Что касается Мудрецов или Философов, то они, сумевшие восстановить в себе богоподобие праотца Адама, способны «повелевать всей природой», не исключая духов и демонов. Даже сам «князь мира сего» бессилен погубить человека. Он томится «в проклятых и окаянных безднах земли, сотворенной верховным и первообразным алхимиком» и может, самое большее, подговорить своих соседей гномов, чтобы те «обратились с его гнусными предложениями к людям, наиболее достойным спасения, и, в случае удачи, погубили их душу вместе с телом». Заблудших Мудрецов, неспособных, по словам ап. Павла, к «различению духов», ждет «куда более суровая кара, чем вечное пребывание в преисподней, где еще ощутимо милосердие Господне, которое проявляется в том, что адское пламя только обжигает грешника, не испепеляя его до конца. Небытие — большее зло, чем ад». Иными словами, аббата Монфокона беспокоит не проблема посмертной участи, подготовленной всем земным существованием как праведника, так и грешника, но проблема небытия. Бессмертие духовного плана — пустой звук для Философа: тому, кто от него отрекается, «гномы сулят груды золота и серебра, обещают какое-то время оберегать его жизнь от смертельных опасностей, исполнять все, что пожелает человек, заключивший с ними сей злополучный пакт: так зловредный дьявол гномов губит душу человеческую и лишает ее надежды на вечную жизнь».

▶ Предоставленные записи
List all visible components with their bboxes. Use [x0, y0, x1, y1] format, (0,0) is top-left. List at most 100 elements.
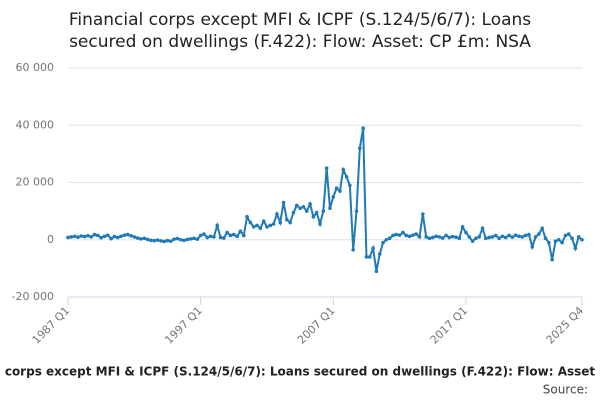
- point: [76, 235, 80, 239]
- point: [570, 236, 574, 241]
- point: [381, 240, 385, 245]
- point: [245, 215, 249, 219]
- point: [576, 235, 581, 239]
- point: [212, 235, 216, 239]
- point: [89, 235, 94, 239]
- point: [188, 237, 193, 241]
- point: [248, 220, 253, 225]
- point: [169, 239, 173, 243]
- point: [394, 232, 399, 237]
- point: [119, 234, 123, 239]
- point: [520, 235, 525, 239]
- point: [314, 210, 319, 215]
- point: [251, 225, 256, 229]
- point: [291, 210, 296, 215]
- point: [271, 222, 276, 226]
- point: [275, 212, 279, 216]
- point: [553, 239, 558, 243]
- point: [547, 240, 551, 245]
- point: [178, 237, 183, 242]
- point: [69, 235, 74, 239]
- x-tick-label: 2025 Q4: [544, 304, 587, 347]
- point: [351, 247, 355, 252]
- point: [510, 235, 515, 239]
- point: [238, 229, 243, 233]
- point: [484, 236, 488, 241]
- point: [132, 235, 137, 239]
- point: [66, 235, 70, 240]
- point: [401, 230, 405, 235]
- point: [165, 238, 170, 243]
- chart-title: Financial corps except MFI & ICPF (S.124…: [69, 10, 531, 30]
- point: [540, 226, 545, 231]
- point: [477, 235, 482, 239]
- point: [318, 222, 322, 226]
- point: [228, 233, 233, 238]
- point: [215, 223, 220, 228]
- point: [421, 212, 425, 216]
- point: [460, 225, 465, 229]
- point: [324, 166, 329, 170]
- point: [122, 233, 127, 237]
- point: [533, 235, 538, 239]
- point: [490, 235, 495, 239]
- x-tick-label: 1987 Q1: [30, 304, 73, 347]
- point: [155, 238, 160, 242]
- point: [125, 232, 130, 237]
- point: [102, 234, 107, 239]
- point: [513, 233, 518, 237]
- point: [208, 234, 213, 239]
- point: [105, 233, 110, 237]
- point: [364, 255, 369, 259]
- point: [304, 209, 309, 213]
- point: [86, 233, 90, 238]
- point: [82, 234, 87, 239]
- point: [135, 236, 140, 240]
- point: [580, 237, 584, 242]
- point: [139, 237, 143, 241]
- point: [427, 236, 432, 241]
- point: [573, 246, 578, 251]
- point: [152, 238, 157, 243]
- point: [268, 223, 273, 228]
- point: [311, 215, 316, 219]
- point: [354, 209, 359, 213]
- point: [523, 233, 528, 238]
- point: [298, 206, 302, 211]
- point: [232, 232, 236, 237]
- point: [464, 230, 468, 235]
- y-tick-label: -20 000: [12, 290, 54, 303]
- point: [503, 235, 508, 240]
- point: [192, 236, 196, 241]
- point: [255, 223, 259, 228]
- source: Source:: [543, 383, 588, 397]
- point: [371, 246, 375, 251]
- point: [404, 233, 409, 238]
- point: [225, 230, 229, 235]
- point: [112, 234, 117, 239]
- point: [348, 183, 352, 188]
- point: [218, 235, 223, 240]
- point: [261, 219, 266, 223]
- point: [202, 232, 206, 236]
- x-tick-label: 2007 Q1: [295, 304, 338, 347]
- point: [205, 235, 210, 240]
- point: [517, 234, 521, 239]
- point: [480, 226, 485, 231]
- point: [563, 233, 568, 238]
- point: [288, 220, 292, 225]
- y-tick-label: 60 000: [16, 61, 55, 74]
- point: [430, 235, 435, 240]
- point: [560, 240, 564, 245]
- point: [295, 203, 299, 208]
- point: [265, 225, 269, 229]
- series-line: [67, 127, 583, 272]
- point: [444, 233, 448, 238]
- point: [281, 200, 286, 205]
- point: [338, 189, 342, 193]
- point: [145, 237, 150, 242]
- point: [328, 206, 332, 211]
- point: [321, 209, 326, 213]
- y-tick-label: 0: [47, 233, 54, 246]
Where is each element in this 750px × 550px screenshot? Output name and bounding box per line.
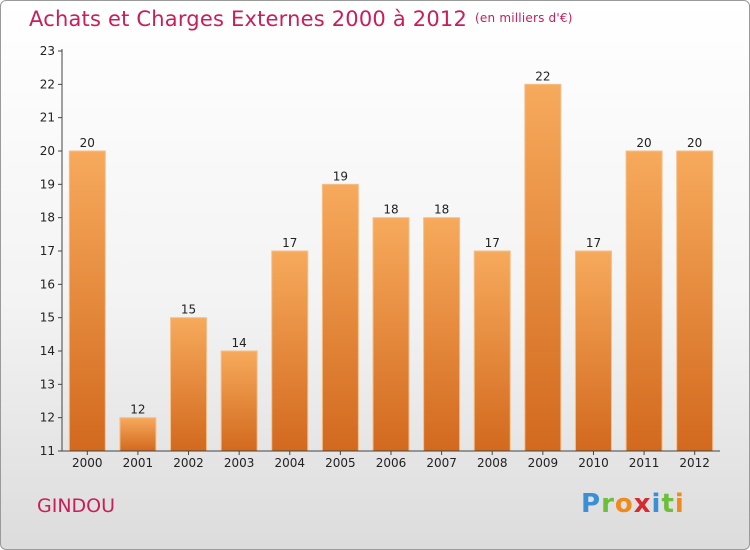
y-tick-label: 14 <box>40 344 55 358</box>
x-tick-label: 2003 <box>224 456 255 470</box>
logo-letter: i <box>674 489 685 519</box>
bar <box>220 350 258 452</box>
bar <box>676 150 714 452</box>
bar <box>119 417 157 452</box>
bar <box>68 150 106 452</box>
bar <box>170 317 208 452</box>
bar-value-label: 17 <box>282 236 297 250</box>
x-tick-label: 2010 <box>578 456 609 470</box>
y-tick-label: 18 <box>40 211 55 225</box>
y-tick-label: 11 <box>40 444 55 458</box>
bar <box>271 250 309 452</box>
x-tick-label: 2001 <box>123 456 154 470</box>
x-tick-label: 2011 <box>629 456 660 470</box>
bar <box>473 250 511 452</box>
bar-value-label: 12 <box>130 403 145 417</box>
bar <box>321 183 359 452</box>
y-tick-label: 13 <box>40 377 55 391</box>
y-tick-label: 23 <box>40 44 55 58</box>
chart-subtitle: (en milliers d'€) <box>475 11 573 25</box>
x-tick-label: 2009 <box>528 456 559 470</box>
x-tick-label: 2002 <box>173 456 204 470</box>
place-name: GINDOU <box>37 495 116 517</box>
bar-value-label: 22 <box>535 69 550 83</box>
x-tick-label: 2000 <box>72 456 103 470</box>
y-tick-label: 12 <box>40 411 55 425</box>
logo-letter: i <box>651 489 662 519</box>
x-tick-label: 2008 <box>477 456 508 470</box>
proxiti-logo[interactable]: Proxiti <box>581 489 685 519</box>
bar-value-label: 14 <box>232 336 247 350</box>
bar-value-label: 18 <box>383 203 398 217</box>
y-tick-label: 15 <box>40 311 55 325</box>
logo-letter: t <box>661 489 675 519</box>
title-text: Achats et Charges Externes 2000 à 2012 <box>29 7 468 31</box>
chart-title: Achats et Charges Externes 2000 à 2012 (e… <box>29 7 573 31</box>
y-tick-label: 20 <box>40 144 55 158</box>
bar-value-label: 17 <box>485 236 500 250</box>
bar <box>524 83 562 452</box>
x-tick-label: 2005 <box>325 456 356 470</box>
x-tick-label: 2007 <box>426 456 457 470</box>
x-tick-label: 2006 <box>376 456 407 470</box>
x-tick-label: 2012 <box>679 456 710 470</box>
bar <box>625 150 663 452</box>
y-tick-label: 21 <box>40 111 55 125</box>
bar-value-label: 15 <box>181 303 196 317</box>
logo-letter: x <box>633 489 652 519</box>
bar <box>372 217 410 452</box>
bar-value-label: 19 <box>333 169 348 183</box>
bar <box>423 217 461 452</box>
bar-value-label: 17 <box>586 236 601 250</box>
logo-letter: r <box>601 489 615 519</box>
y-tick-label: 16 <box>40 277 55 291</box>
logo-letter: o <box>614 489 634 519</box>
x-tick-label: 2004 <box>274 456 305 470</box>
bar-value-label: 20 <box>687 136 702 150</box>
logo-letter: P <box>581 489 602 519</box>
bars-group: 20 12 15 14 17 19 18 18 17 22 17 20 20 <box>68 69 714 452</box>
bar <box>574 250 612 452</box>
bar-value-label: 20 <box>80 136 95 150</box>
y-tick-label: 22 <box>40 77 55 91</box>
axes-group: 11 12 13 14 15 16 17 18 19 20 21 22 23 2000 2001 2002 20… <box>40 44 720 470</box>
y-tick-label: 17 <box>40 244 55 258</box>
bar-value-label: 20 <box>636 136 651 150</box>
bar-value-label: 18 <box>434 203 449 217</box>
y-tick-label: 19 <box>40 177 55 191</box>
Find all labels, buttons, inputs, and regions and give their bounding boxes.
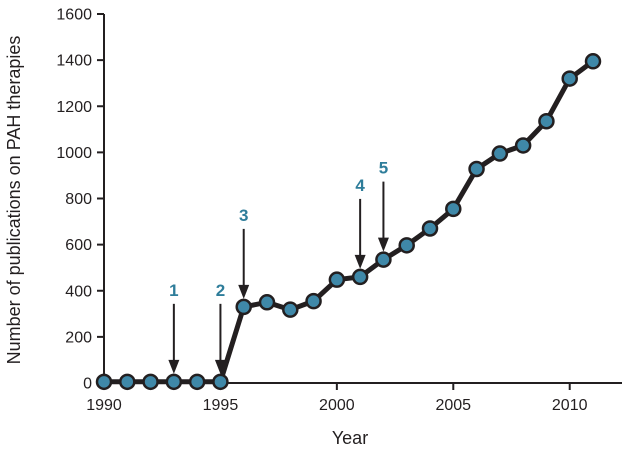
data-point [491, 145, 509, 162]
annotation-arrow-head [214, 359, 226, 374]
data-point [95, 373, 113, 391]
annotation-arrow-head [377, 237, 389, 252]
annotation-label: 2 [216, 281, 225, 300]
x-tick-label: 2000 [319, 397, 355, 414]
y-tick-label: 1200 [56, 99, 92, 116]
data-point [351, 268, 369, 286]
y-axis-title: Number of publications on PAH therapies [4, 36, 24, 365]
series-line [101, 58, 596, 385]
x-tick-label: 1990 [86, 397, 122, 414]
data-points [95, 53, 602, 391]
data-point [398, 237, 415, 254]
y-tick-label: 800 [65, 191, 92, 208]
x-tick-label: 1995 [203, 397, 239, 414]
y-tick-label: 200 [65, 329, 92, 346]
data-point [421, 220, 439, 237]
data-point [258, 294, 276, 311]
data-point [188, 373, 206, 391]
data-point [305, 292, 322, 310]
x-axis-title: Year [332, 428, 368, 448]
annotation-label: 4 [355, 176, 365, 195]
annotation-label: 5 [379, 159, 388, 178]
data-series [101, 58, 596, 385]
data-point [235, 298, 252, 316]
y-tick-label: 400 [65, 283, 92, 300]
data-point [142, 373, 159, 391]
annotation-arrow-head [238, 284, 250, 299]
data-point [538, 112, 555, 130]
data-point [468, 160, 485, 178]
data-point [445, 200, 462, 218]
data-point [584, 53, 602, 70]
annotation-label: 1 [169, 281, 178, 300]
data-point [514, 137, 532, 154]
annotation-arrow-head [168, 359, 180, 374]
data-point [119, 373, 136, 391]
data-point [282, 301, 299, 318]
data-point [375, 251, 392, 268]
data-point [165, 373, 183, 391]
annotation-arrows: 1 2 3 45 [168, 159, 389, 374]
y-tick-label: 1000 [56, 145, 92, 162]
data-point [328, 271, 346, 288]
annotation-arrow-head [354, 254, 366, 269]
x-tick-label: 2010 [552, 397, 588, 414]
data-point [212, 373, 229, 391]
x-tick-label: 2005 [435, 397, 471, 414]
y-tick-label: 1400 [56, 53, 92, 70]
data-point [561, 70, 578, 87]
y-tick-label: 1600 [56, 7, 92, 24]
axes [103, 14, 622, 384]
y-tick-label: 0 [83, 376, 92, 393]
y-tick-label: 600 [65, 237, 92, 254]
annotation-label: 3 [239, 206, 248, 225]
axis-ticks: 0 200 400 600 800 1000 1200 1400 1600 1990 1995 200… [56, 7, 587, 415]
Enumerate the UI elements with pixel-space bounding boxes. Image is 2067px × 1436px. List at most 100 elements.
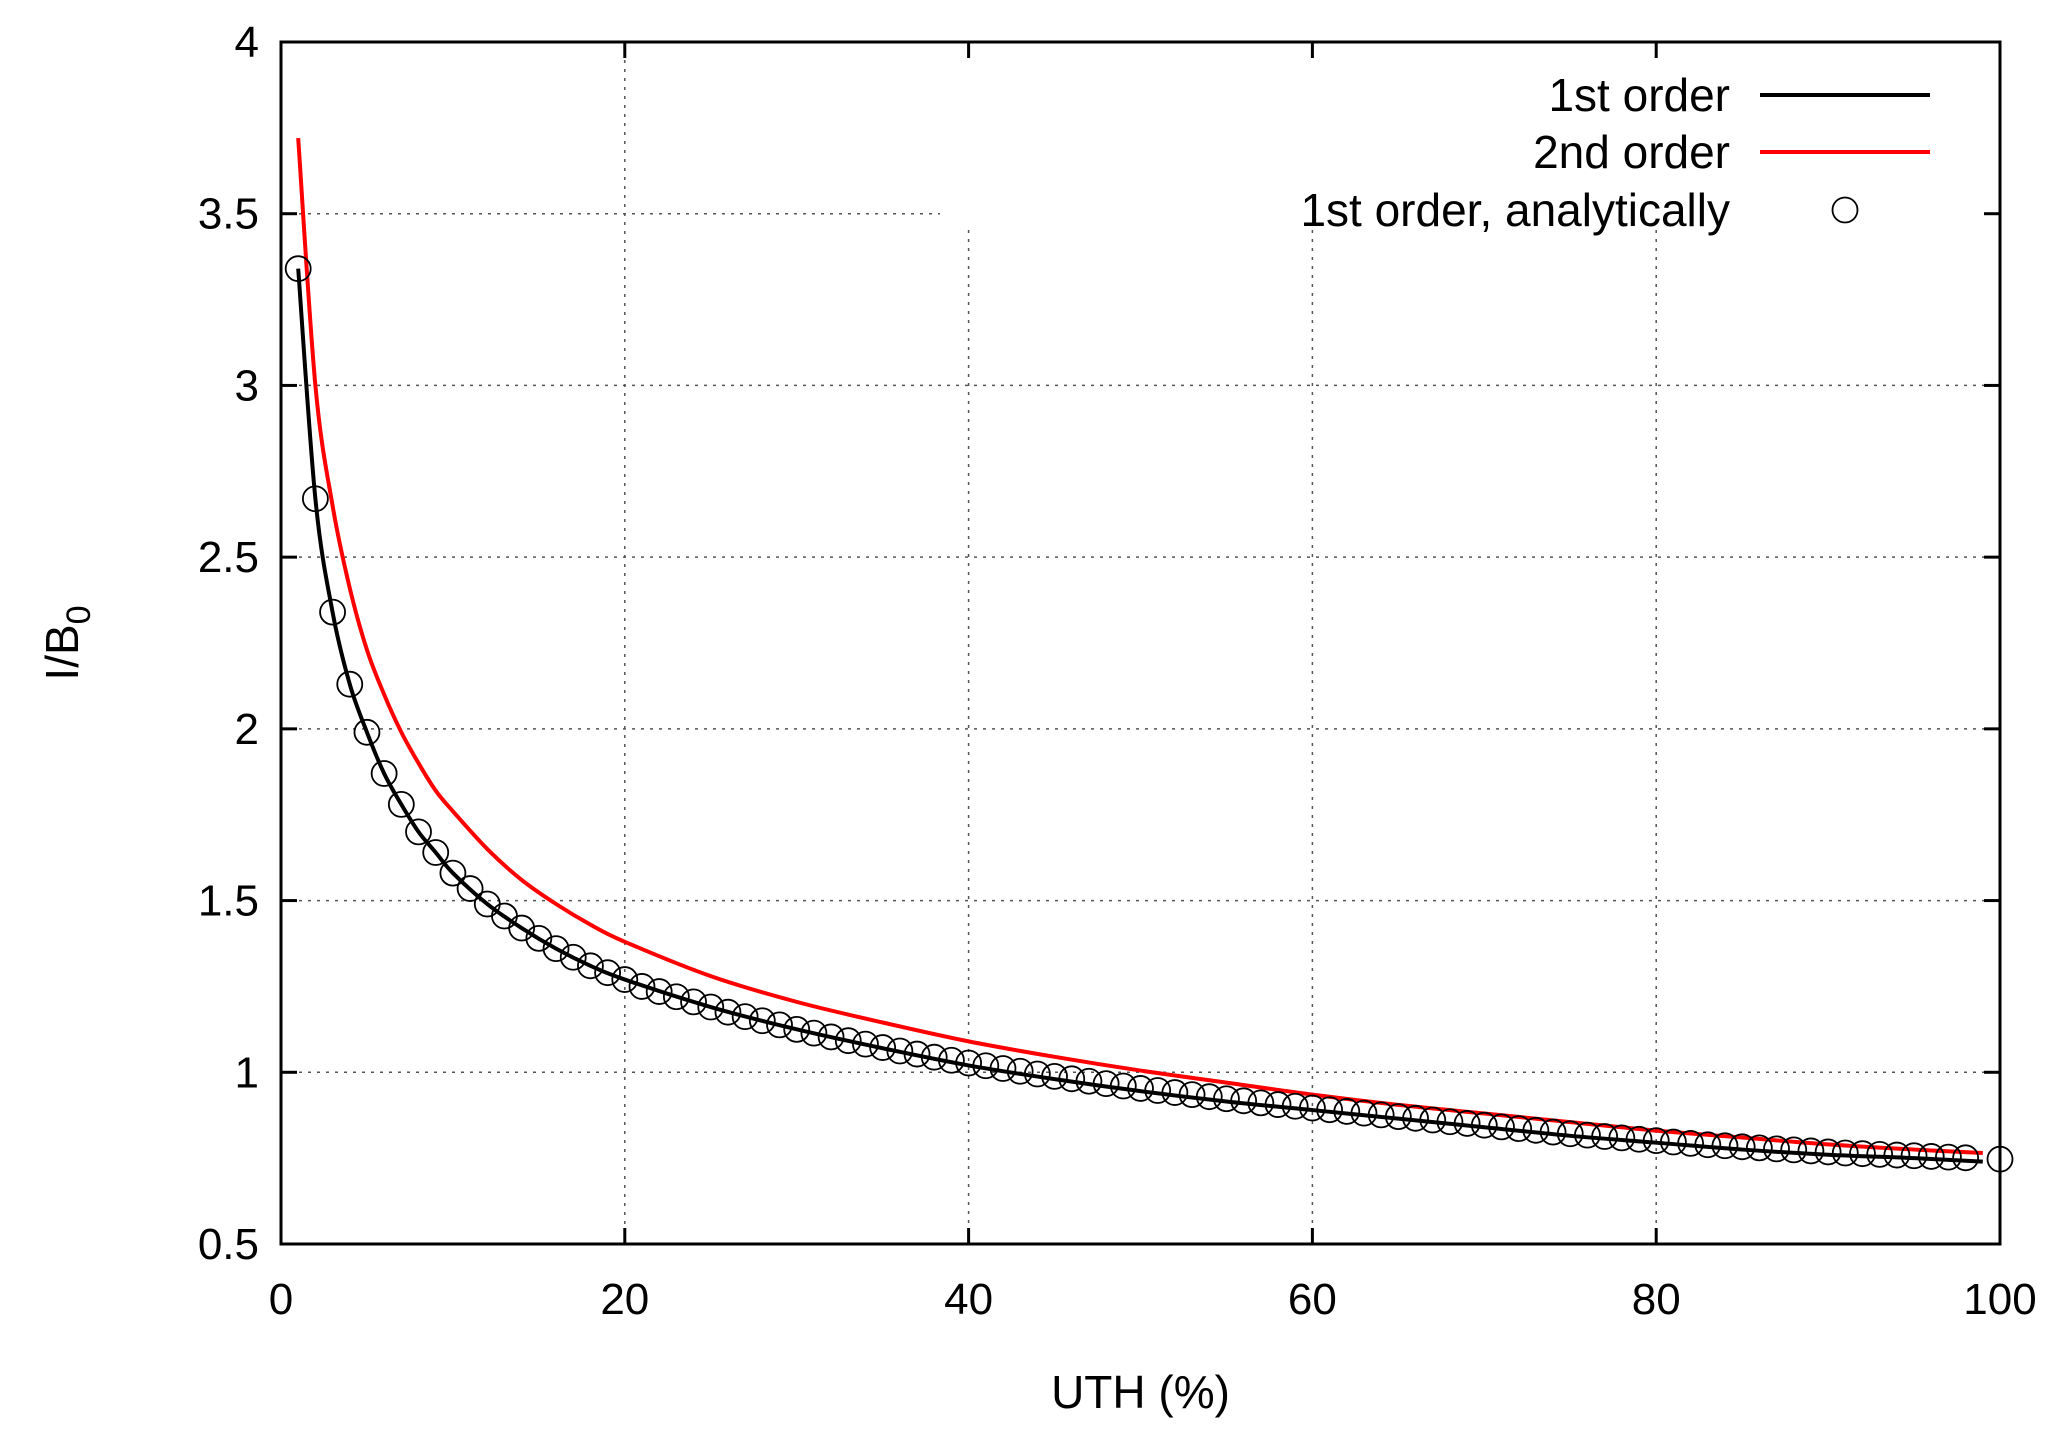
plot-frame xyxy=(279,40,2002,1246)
data-point xyxy=(1780,1136,1808,1164)
data-point xyxy=(422,839,450,866)
y-tick-label: 1 xyxy=(235,1048,259,1097)
data-point xyxy=(1745,1134,1773,1162)
data-point xyxy=(1264,1091,1292,1118)
data-point xyxy=(1797,1137,1825,1165)
x-tick-label: 40 xyxy=(944,1275,993,1324)
data-point xyxy=(731,1003,759,1031)
data-point xyxy=(1556,1120,1584,1148)
data-point xyxy=(1883,1141,1911,1169)
data-point xyxy=(559,943,587,971)
data-point xyxy=(1728,1133,1756,1161)
data-point xyxy=(1694,1131,1722,1159)
y-tick-label: 3 xyxy=(235,361,259,410)
x-tick-label: 20 xyxy=(600,1275,649,1324)
data-point xyxy=(886,1037,914,1065)
data-point xyxy=(972,1052,1000,1080)
data-point xyxy=(1849,1140,1876,1168)
x-tick-label: 80 xyxy=(1632,1275,1681,1324)
data-point xyxy=(1247,1089,1275,1117)
data-point xyxy=(1281,1092,1309,1120)
data-point xyxy=(1659,1128,1687,1156)
data-point xyxy=(1350,1099,1378,1127)
data-point xyxy=(1642,1127,1670,1155)
data-point xyxy=(766,1011,793,1039)
data-point xyxy=(1608,1124,1636,1152)
y-tick-label: 3.5 xyxy=(198,190,259,239)
data-point xyxy=(783,1015,811,1043)
data-point xyxy=(1316,1096,1343,1124)
data-point xyxy=(1006,1057,1034,1085)
data-point xyxy=(1574,1121,1601,1149)
data-point xyxy=(1900,1142,1928,1170)
data-point xyxy=(1539,1118,1567,1146)
plot-series xyxy=(284,138,2014,1173)
legend-label: 2nd order xyxy=(1533,126,1730,178)
data-point xyxy=(1041,1063,1068,1090)
data-point xyxy=(1299,1094,1326,1122)
data-point xyxy=(508,914,536,942)
data-point xyxy=(336,670,364,698)
series-line-1 xyxy=(296,268,1983,1164)
data-point xyxy=(1230,1087,1258,1115)
data-point xyxy=(405,818,432,846)
legend-label: 1st order, analytically xyxy=(1300,184,1730,236)
y-tick-label: 2 xyxy=(235,705,259,754)
data-point xyxy=(1814,1138,1842,1166)
data-point xyxy=(645,978,673,1005)
y-axis-label-subscript: 0 xyxy=(60,605,98,624)
x-tick-label: 100 xyxy=(1963,1275,2036,1324)
data-point xyxy=(1470,1111,1498,1139)
axis-ticks xyxy=(279,40,2002,1246)
data-point xyxy=(714,998,742,1026)
data-point xyxy=(1023,1060,1051,1088)
data-point xyxy=(1367,1101,1395,1129)
y-axis-label: I/B0 xyxy=(36,605,98,680)
data-point xyxy=(1058,1065,1086,1093)
data-point xyxy=(1866,1140,1894,1168)
data-point xyxy=(1952,1144,1980,1172)
data-point xyxy=(938,1046,965,1074)
data-point xyxy=(542,935,570,963)
data-point xyxy=(387,791,415,818)
data-point xyxy=(834,1027,862,1055)
data-point xyxy=(611,966,639,993)
data-point xyxy=(1333,1098,1361,1125)
data-point xyxy=(439,859,467,887)
data-point xyxy=(955,1049,982,1077)
data-point xyxy=(748,1007,776,1035)
data-point xyxy=(456,875,484,902)
data-point xyxy=(301,485,329,513)
data-point xyxy=(1144,1077,1172,1104)
data-point xyxy=(525,924,553,952)
data-point xyxy=(319,598,346,626)
data-point xyxy=(577,952,604,980)
data-point xyxy=(1127,1075,1154,1102)
data-point xyxy=(697,993,725,1021)
x-tick-label: 0 xyxy=(269,1275,293,1324)
data-point xyxy=(284,255,312,283)
y-tick-labels: 0.5 1 1.5 2 2.5 3 3.5 4 xyxy=(198,18,259,1269)
data-point xyxy=(989,1055,1017,1082)
grid-lines xyxy=(281,42,2000,1244)
data-point xyxy=(1591,1123,1619,1150)
data-point xyxy=(1213,1085,1240,1113)
data-point xyxy=(1522,1116,1550,1144)
x-axis-label: UTH (%) xyxy=(1051,1366,1230,1418)
data-point xyxy=(817,1023,845,1051)
data-point xyxy=(1384,1103,1412,1130)
data-point xyxy=(1109,1072,1137,1100)
legend-marker-sample xyxy=(1831,196,1859,224)
data-point xyxy=(1161,1079,1189,1106)
data-point xyxy=(1917,1143,1945,1170)
y-tick-label: 0.5 xyxy=(198,1220,259,1269)
data-point xyxy=(1453,1110,1481,1137)
data-point xyxy=(903,1040,931,1068)
data-point xyxy=(1195,1083,1223,1111)
y-tick-label: 1.5 xyxy=(198,877,259,926)
data-point xyxy=(852,1030,879,1058)
data-point xyxy=(628,973,656,1000)
data-point xyxy=(662,983,690,1011)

▶ Задания
**A)** Воспроизведите из записей всё, начиная со строки, где есть «- point: [76, 235, 80, 239]», и вниз до строки, где есть «- point: [135, 236, 140, 240]», включая обе.
**B)** Продолжите отрывок о Мудрецах, гномах и небытии, начав сразу после его последнего предложения.
Записи никак не связаны с отрывком.

▶ Готовые решения
**A)**
- point: [76, 235, 80, 239]
- point: [570, 236, 574, 241]
- point: [381, 240, 385, 245]
- point: [245, 215, 249, 219]
- point: [576, 235, 581, 239]
- point: [212, 235, 216, 239]
- point: [89, 235, 94, 239]
- point: [188, 237, 193, 241]
- point: [248, 220, 253, 225]
- point: [169, 239, 173, 243]
- point: [394, 232, 399, 237]
- point: [119, 234, 123, 239]
- point: [520, 235, 525, 239]
- point: [314, 210, 319, 215]
- point: [251, 225, 256, 229]
- point: [291, 210, 296, 215]
- point: [271, 222, 276, 226]
- point: [275, 212, 279, 216]
- point: [553, 239, 558, 243]
- point: [547, 240, 551, 245]
- point: [178, 237, 183, 242]
- point: [69, 235, 74, 239]
- x-tick-label: 2025 Q4: [544, 304, 587, 347]
- point: [351, 247, 355, 252]
- point: [510, 235, 515, 239]
- point: [238, 229, 243, 233]
- point: [484, 236, 488, 241]
- point: [132, 235, 137, 239]
- point: [66, 235, 70, 240]
- point: [401, 230, 405, 235]
- point: [165, 238, 170, 243]
- chart-title: Financial corps except MFI & ICPF (S.124…: [69, 10, 531, 30]
- point: [540, 226, 545, 231]
- point: [477, 235, 482, 239]
- point: [318, 222, 322, 226]
- point: [228, 233, 233, 238]
- point: [215, 223, 220, 228]
- point: [421, 212, 425, 216]
- point: [460, 225, 465, 229]
- point: [324, 166, 329, 170]
- point: [122, 233, 127, 237]
- point: [533, 235, 538, 239]
- point: [490, 235, 495, 239]
- x-tick-label: 1987 Q1: [30, 304, 73, 347]
- point: [155, 238, 160, 242]
- point: [125, 232, 130, 237]
- point: [102, 234, 107, 239]
- point: [513, 233, 518, 237]
- point: [208, 234, 213, 239]
- point: [105, 233, 110, 237]
- point: [364, 255, 369, 259]
- point: [304, 209, 309, 213]
- point: [86, 233, 90, 238]
- point: [82, 234, 87, 239]
- point: [135, 236, 140, 240]

**B)**
Начиная с эпохи Возрождения, цепкие побеги материализма исподволь заполоняли ниву духовности, паразитируя на ней, как ядовитая спорынья на пшенице. Полное слияние с Абсолютом, то есть возвращение в лоно абсолютного небытия, к которому издревле стремились величайшие мистики, представляется Мудрецам, наглотавшимся яда материализма, величайшим злом. «Ты, сердцу непонятный мрак, приют отчаянья слепого», — писал в свое время о небытии Пушкин, страшившийся его не меньше, чем Монфокон де Виллар. Бытийственность, материальность, телесность, причем любой ценой, пусть даже ценой вечных мук «по ту сторону порога», — вот девиз людей, которые, вслед за Григорием Сковородой, не могут сказать о себе: «Мир ловил меня, но не поймал».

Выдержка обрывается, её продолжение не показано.